Exercise: Scan the material for the word "Conservação", and copy each line where it shows up.

Exercise input:
---+---

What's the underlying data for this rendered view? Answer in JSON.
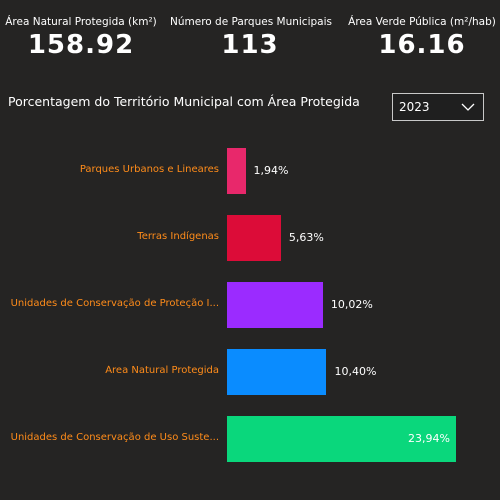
{
  "kpis": [
    {
      "label": "Área Natural Protegida (km²)",
      "value": "158.92"
    },
    {
      "label": "Número de Parques Municipais",
      "value": "113"
    },
    {
      "label": "Área Verde Pública (m²/hab)",
      "value": "16.16"
    }
  ],
  "filter": {
    "selected": "2023"
  },
  "chart_data": {
    "type": "bar",
    "orientation": "horizontal",
    "title": "Porcentagem do Território Municipal com Área Protegida",
    "categories": [
      "Parques Urbanos e Lineares",
      "Terras Indígenas",
      "Unidades de Conservação de Proteção I...",
      "Área Natural Protegida",
      "Unidades de Conservação de Uso Suste..."
    ],
    "values": [
      1.94,
      5.63,
      10.02,
      10.4,
      23.94
    ],
    "value_labels": [
      "1,94%",
      "5,63%",
      "10,02%",
      "10,40%",
      "23,94%"
    ],
    "colors": [
      "#e8286b",
      "#dc0c38",
      "#9b2bff",
      "#0a8cff",
      "#0ad77c"
    ],
    "xlim": [
      0,
      23.94
    ]
  }
}
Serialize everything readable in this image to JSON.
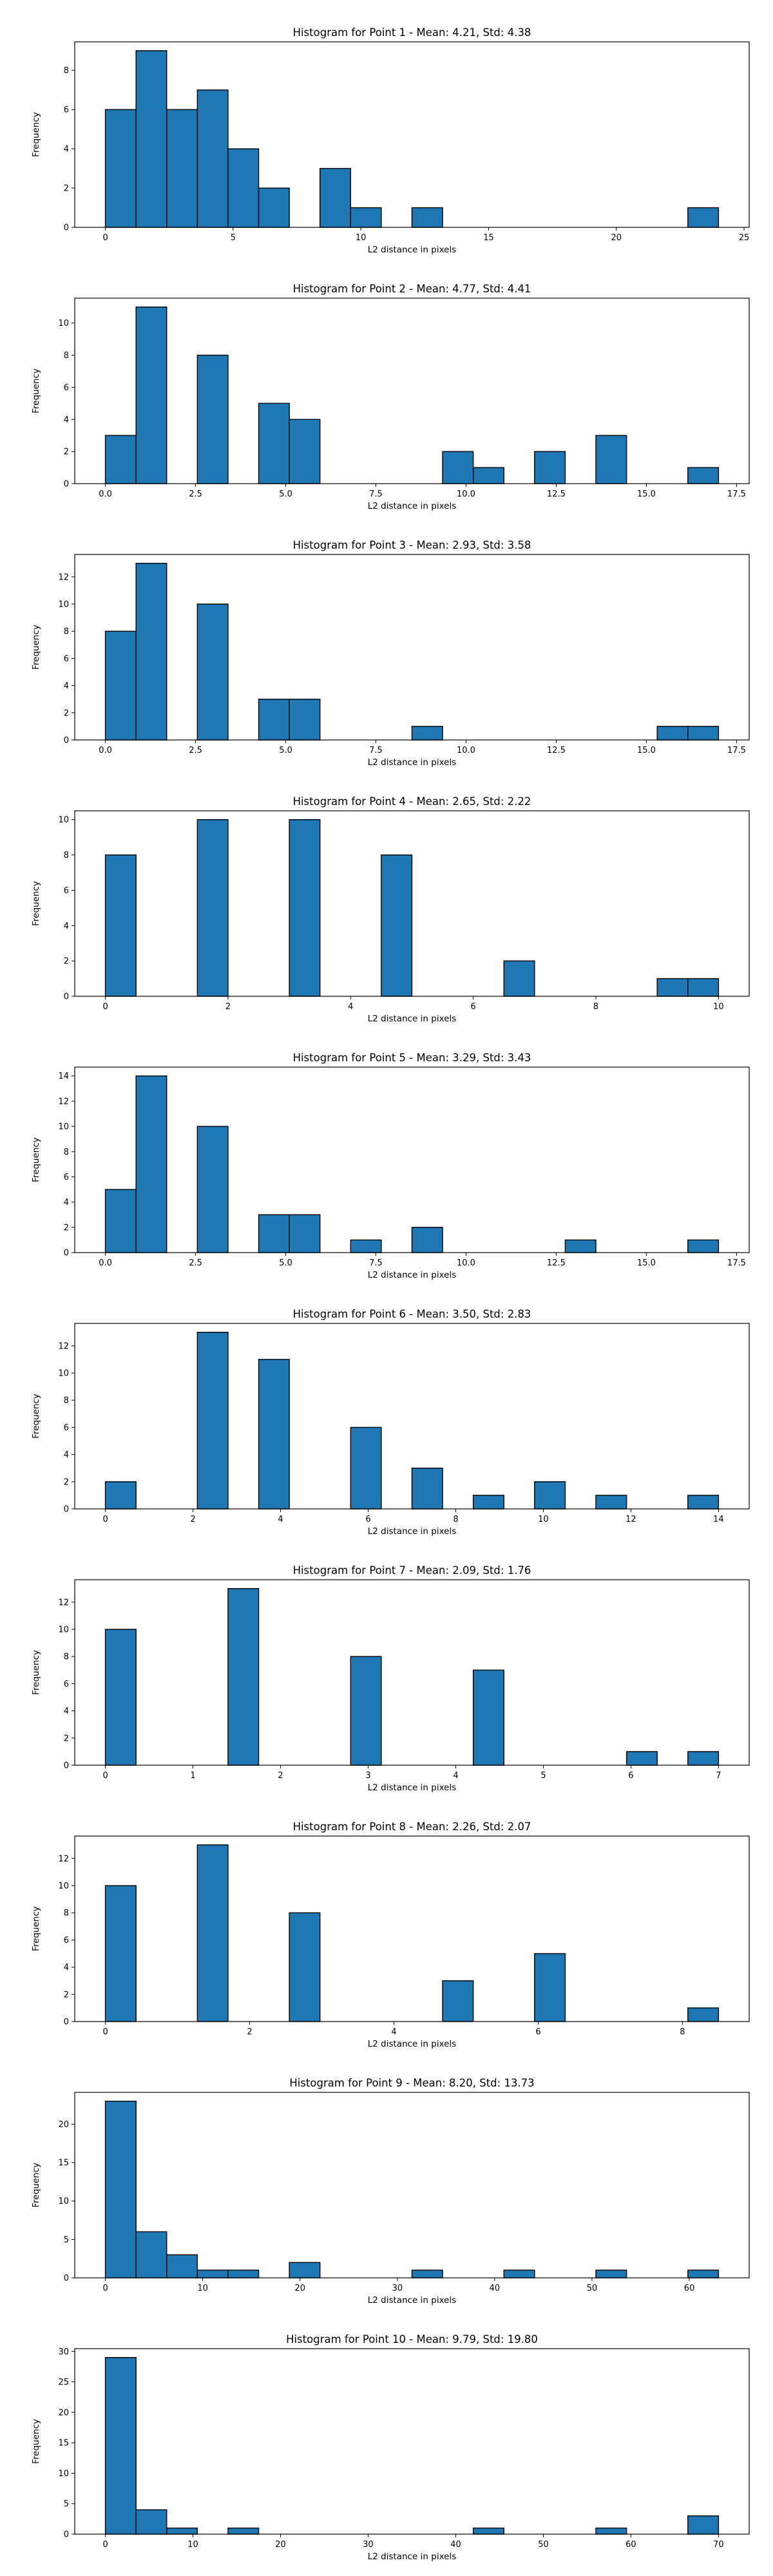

---+---

The output:
      "Unidades de Conservação de Proteção I...",
      "Unidades de Conservação de Uso Suste..."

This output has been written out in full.